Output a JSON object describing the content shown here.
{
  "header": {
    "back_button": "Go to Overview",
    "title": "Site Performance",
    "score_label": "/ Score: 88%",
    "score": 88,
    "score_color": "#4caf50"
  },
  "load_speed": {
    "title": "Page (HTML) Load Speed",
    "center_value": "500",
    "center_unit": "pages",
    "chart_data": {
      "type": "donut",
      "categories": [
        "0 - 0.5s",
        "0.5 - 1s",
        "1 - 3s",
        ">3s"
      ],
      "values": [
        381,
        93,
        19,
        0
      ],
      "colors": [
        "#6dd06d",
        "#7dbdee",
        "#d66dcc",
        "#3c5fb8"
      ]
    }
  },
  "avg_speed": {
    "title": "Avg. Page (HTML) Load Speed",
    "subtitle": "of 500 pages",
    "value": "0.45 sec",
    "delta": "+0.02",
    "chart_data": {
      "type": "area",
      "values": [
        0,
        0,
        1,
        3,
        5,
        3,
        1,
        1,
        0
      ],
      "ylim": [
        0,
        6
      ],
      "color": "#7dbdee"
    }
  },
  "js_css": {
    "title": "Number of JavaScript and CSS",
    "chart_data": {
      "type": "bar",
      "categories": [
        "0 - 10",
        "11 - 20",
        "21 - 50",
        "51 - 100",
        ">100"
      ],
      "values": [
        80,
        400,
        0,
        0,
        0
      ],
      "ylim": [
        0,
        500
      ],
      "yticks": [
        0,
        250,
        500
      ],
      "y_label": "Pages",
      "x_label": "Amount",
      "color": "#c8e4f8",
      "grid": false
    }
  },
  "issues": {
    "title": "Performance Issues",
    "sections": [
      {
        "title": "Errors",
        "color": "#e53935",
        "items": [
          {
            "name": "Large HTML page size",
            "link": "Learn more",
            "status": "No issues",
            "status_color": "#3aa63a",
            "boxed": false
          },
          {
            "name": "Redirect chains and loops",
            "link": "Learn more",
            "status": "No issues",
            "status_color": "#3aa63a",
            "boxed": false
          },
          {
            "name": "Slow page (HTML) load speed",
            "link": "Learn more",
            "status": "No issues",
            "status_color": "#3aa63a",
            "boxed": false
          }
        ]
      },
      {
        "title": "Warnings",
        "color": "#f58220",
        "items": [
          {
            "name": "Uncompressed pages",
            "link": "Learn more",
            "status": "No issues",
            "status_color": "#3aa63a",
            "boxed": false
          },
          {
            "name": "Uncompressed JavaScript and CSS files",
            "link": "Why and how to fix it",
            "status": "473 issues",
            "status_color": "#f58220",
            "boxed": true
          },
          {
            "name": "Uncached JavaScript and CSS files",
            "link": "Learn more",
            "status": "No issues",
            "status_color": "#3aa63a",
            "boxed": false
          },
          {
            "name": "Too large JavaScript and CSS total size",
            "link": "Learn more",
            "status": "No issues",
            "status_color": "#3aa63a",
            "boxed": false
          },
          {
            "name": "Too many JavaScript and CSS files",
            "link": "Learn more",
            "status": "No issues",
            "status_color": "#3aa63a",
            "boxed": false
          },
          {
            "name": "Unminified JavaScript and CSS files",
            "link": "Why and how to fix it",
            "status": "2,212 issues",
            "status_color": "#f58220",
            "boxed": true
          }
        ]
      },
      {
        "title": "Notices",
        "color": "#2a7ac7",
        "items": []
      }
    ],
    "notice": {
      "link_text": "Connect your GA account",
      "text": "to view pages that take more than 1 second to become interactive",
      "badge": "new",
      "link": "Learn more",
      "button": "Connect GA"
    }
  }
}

....

_DIRECTIONS FOR THIS TASK:_ Write the complete data out, exactly as above.

_EXERCISE RESPONSE:_
Output a JSON object describing the content shown here.
{
  "header": {
    "back_button": "Go to Overview",
    "title": "Site Performance",
    "score_label": "/ Score: 88%",
    "score": 88,
    "score_color": "#4caf50"
  },
  "load_speed": {
    "title": "Page (HTML) Load Speed",
    "center_value": "500",
    "center_unit": "pages",
    "chart_data": {
      "type": "donut",
      "categories": [
        "0 - 0.5s",
        "0.5 - 1s",
        "1 - 3s",
        ">3s"
      ],
      "values": [
        381,
        93,
        19,
        0
      ],
      "colors": [
        "#6dd06d",
        "#7dbdee",
        "#d66dcc",
        "#3c5fb8"
      ]
    }
  },
  "avg_speed": {
    "title": "Avg. Page (HTML) Load Speed",
    "subtitle": "of 500 pages",
    "value": "0.45 sec",
    "delta": "+0.02",
    "chart_data": {
      "type": "area",
      "values": [
        0,
        0,
        1,
        3,
        5,
        3,
        1,
        1,
        0
      ],
      "ylim": [
        0,
        6
      ],
      "color": "#7dbdee"
    }
  },
  "js_css": {
    "title": "Number of JavaScript and CSS",
    "chart_data": {
      "type": "bar",
      "categories": [
        "0 - 10",
        "11 - 20",
        "21 - 50",
        "51 - 100",
        ">100"
      ],
      "values": [
        80,
        400,
        0,
        0,
        0
      ],
      "ylim": [
        0,
        500
      ],
      "yticks": [
        0,
        250,
        500
      ],
      "y_label": "Pages",
      "x_label": "Amount",
      "color": "#c8e4f8",
      "grid": false
    }
  },
  "issues": {
    "title": "Performance Issues",
    "sections": [
      {
        "title": "Errors",
        "color": "#e53935",
        "items": [
          {
            "name": "Large HTML page size",
            "link": "Learn more",
            "status": "No issues",
            "status_color": "#3aa63a",
            "boxed": false
          },
          {
            "name": "Redirect chains and loops",
            "link": "Learn more",
            "status": "No issues",
            "status_color": "#3aa63a",
            "boxed": false
          },
          {
            "name": "Slow page (HTML) load speed",
            "link": "Learn more",
            "status": "No issues",
            "status_color": "#3aa63a",
            "boxed": false
          }
        ]
      },
      {
        "title": "Warnings",
        "color": "#f58220",
        "items": [
          {
            "name": "Uncompressed pages",
            "link": "Learn more",
            "status": "No issues",
            "status_color": "#3aa63a",
            "boxed": false
          },
          {
            "name": "Uncompressed JavaScript and CSS files",
            "link": "Why and how to fix it",
            "status": "473 issues",
            "status_color": "#f58220",
            "boxed": true
          },
          {
            "name": "Uncached JavaScript and CSS files",
            "link": "Learn more",
            "status": "No issues",
            "status_color": "#3aa63a",
            "boxed": false
          },
          {
            "name": "Too large JavaScript and CSS total size",
            "link": "Learn more",
            "status": "No issues",
            "status_color": "#3aa63a",
            "boxed": false
          },
          {
            "name": "Too many JavaScript and CSS files",
            "link": "Learn more",
            "status": "No issues",
            "status_color": "#3aa63a",
            "boxed": false
          },
          {
            "name": "Unminified JavaScript and CSS files",
            "link": "Why and how to fix it",
            "status": "2,212 issues",
            "status_color": "#f58220",
            "boxed": true
          }
        ]
      },
      {
        "title": "Notices",
        "color": "#2a7ac7",
        "items": []
      }
    ],
    "notice": {
      "link_text": "Connect your GA account",
      "text": "to view pages that take more than 1 second to become interactive",
      "badge": "new",
      "link": "Learn more",
      "button": "Connect GA"
    }
  }
}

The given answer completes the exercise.